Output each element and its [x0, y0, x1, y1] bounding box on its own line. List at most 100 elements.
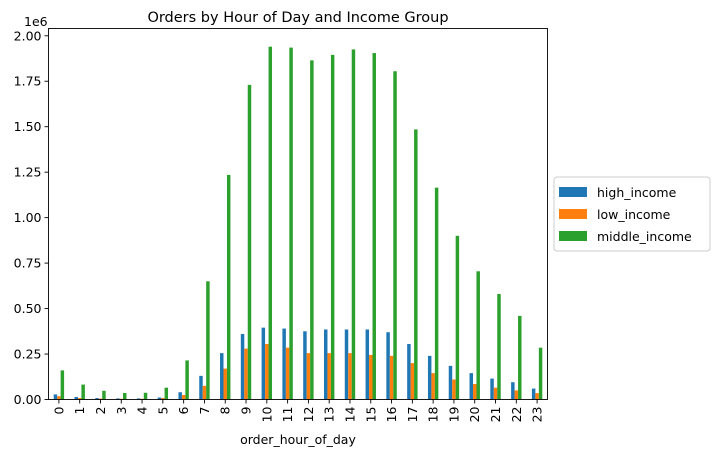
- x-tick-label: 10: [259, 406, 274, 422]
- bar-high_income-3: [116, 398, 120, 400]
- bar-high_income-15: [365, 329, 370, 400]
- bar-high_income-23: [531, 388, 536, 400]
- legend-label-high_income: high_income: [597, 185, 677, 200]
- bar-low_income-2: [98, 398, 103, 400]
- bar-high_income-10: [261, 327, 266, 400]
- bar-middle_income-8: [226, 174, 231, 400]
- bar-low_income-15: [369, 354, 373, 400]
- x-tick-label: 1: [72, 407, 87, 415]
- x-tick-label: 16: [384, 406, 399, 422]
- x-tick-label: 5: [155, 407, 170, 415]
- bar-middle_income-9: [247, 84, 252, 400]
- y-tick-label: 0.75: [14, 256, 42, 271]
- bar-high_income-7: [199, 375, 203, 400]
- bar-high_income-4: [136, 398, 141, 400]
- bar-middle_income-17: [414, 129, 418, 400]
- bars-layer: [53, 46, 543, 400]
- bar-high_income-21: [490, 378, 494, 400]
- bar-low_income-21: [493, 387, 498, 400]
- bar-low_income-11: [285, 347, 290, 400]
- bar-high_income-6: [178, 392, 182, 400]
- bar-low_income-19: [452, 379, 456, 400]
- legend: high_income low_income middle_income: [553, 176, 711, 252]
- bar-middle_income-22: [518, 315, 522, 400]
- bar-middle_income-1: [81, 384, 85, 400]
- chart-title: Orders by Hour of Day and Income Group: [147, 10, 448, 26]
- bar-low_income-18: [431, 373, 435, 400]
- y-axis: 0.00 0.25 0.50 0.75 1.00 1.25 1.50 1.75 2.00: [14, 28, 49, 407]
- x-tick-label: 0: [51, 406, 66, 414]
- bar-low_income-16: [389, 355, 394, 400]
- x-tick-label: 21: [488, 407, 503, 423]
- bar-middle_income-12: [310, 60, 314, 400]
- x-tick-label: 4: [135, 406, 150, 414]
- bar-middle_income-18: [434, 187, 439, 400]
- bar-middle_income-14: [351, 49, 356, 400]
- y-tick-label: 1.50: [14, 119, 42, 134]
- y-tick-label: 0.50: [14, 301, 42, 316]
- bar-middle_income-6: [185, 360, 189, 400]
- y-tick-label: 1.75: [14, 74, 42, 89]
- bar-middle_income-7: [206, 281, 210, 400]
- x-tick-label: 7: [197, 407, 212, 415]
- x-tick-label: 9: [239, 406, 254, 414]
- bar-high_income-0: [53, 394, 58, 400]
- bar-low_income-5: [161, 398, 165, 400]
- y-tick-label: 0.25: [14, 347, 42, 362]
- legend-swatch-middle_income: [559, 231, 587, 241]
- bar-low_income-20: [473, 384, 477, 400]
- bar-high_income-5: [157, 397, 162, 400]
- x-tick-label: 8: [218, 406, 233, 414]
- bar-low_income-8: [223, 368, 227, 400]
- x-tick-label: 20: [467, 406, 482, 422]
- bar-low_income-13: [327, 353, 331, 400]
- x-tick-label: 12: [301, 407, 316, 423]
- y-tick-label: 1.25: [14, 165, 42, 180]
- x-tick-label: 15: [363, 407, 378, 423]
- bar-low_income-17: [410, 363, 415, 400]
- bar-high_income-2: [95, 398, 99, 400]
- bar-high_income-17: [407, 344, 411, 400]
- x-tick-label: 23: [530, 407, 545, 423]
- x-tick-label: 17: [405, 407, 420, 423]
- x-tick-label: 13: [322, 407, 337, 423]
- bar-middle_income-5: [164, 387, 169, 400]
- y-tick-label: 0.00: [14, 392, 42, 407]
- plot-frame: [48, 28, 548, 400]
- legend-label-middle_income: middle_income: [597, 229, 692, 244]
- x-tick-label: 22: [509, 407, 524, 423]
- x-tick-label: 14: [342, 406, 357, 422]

___

■ **WRITTEN INSTRUCTION**
Quote the lines from the line with "- x-tick-label: 10: [259, 406, 274, 422]" to the line with "- y-tick-label: 1.75: [14, 74, 42, 89]", inclusive, each copied character for character.

■ **ANSWER FOR THIS EXERCISE**
- x-tick-label: 10: [259, 406, 274, 422]
- bar-high_income-3: [116, 398, 120, 400]
- bar-high_income-15: [365, 329, 370, 400]
- bar-high_income-23: [531, 388, 536, 400]
- legend-label-high_income: high_income: [597, 185, 677, 200]
- bar-low_income-2: [98, 398, 103, 400]
- bar-high_income-10: [261, 327, 266, 400]
- bar-middle_income-8: [226, 174, 231, 400]
- bar-low_income-15: [369, 354, 373, 400]
- x-tick-label: 1: [72, 407, 87, 415]
- x-tick-label: 16: [384, 406, 399, 422]
- x-tick-label: 5: [155, 407, 170, 415]
- bar-middle_income-9: [247, 84, 252, 400]
- y-tick-label: 0.75: [14, 256, 42, 271]
- bar-high_income-7: [199, 375, 203, 400]
- bar-high_income-4: [136, 398, 141, 400]
- bar-middle_income-17: [414, 129, 418, 400]
- bars-layer: [53, 46, 543, 400]
- bar-high_income-21: [490, 378, 494, 400]
- bar-low_income-21: [493, 387, 498, 400]
- bar-low_income-11: [285, 347, 290, 400]
- bar-high_income-6: [178, 392, 182, 400]
- bar-low_income-19: [452, 379, 456, 400]
- legend: high_income low_income middle_income: [553, 176, 711, 252]
- bar-middle_income-22: [518, 315, 522, 400]
- bar-middle_income-1: [81, 384, 85, 400]
- chart-title: Orders by Hour of Day and Income Group: [147, 10, 448, 26]
- bar-low_income-18: [431, 373, 435, 400]
- y-axis: 0.00 0.25 0.50 0.75 1.00 1.25 1.50 1.75 2.00: [14, 28, 49, 407]
- x-tick-label: 0: [51, 406, 66, 414]
- bar-low_income-16: [389, 355, 394, 400]
- x-tick-label: 21: [488, 407, 503, 423]
- bar-middle_income-12: [310, 60, 314, 400]
- x-tick-label: 4: [135, 406, 150, 414]
- bar-middle_income-18: [434, 187, 439, 400]
- bar-middle_income-14: [351, 49, 356, 400]
- y-tick-label: 1.50: [14, 119, 42, 134]
- y-tick-label: 0.50: [14, 301, 42, 316]
- bar-middle_income-6: [185, 360, 189, 400]
- y-tick-label: 1.75: [14, 74, 42, 89]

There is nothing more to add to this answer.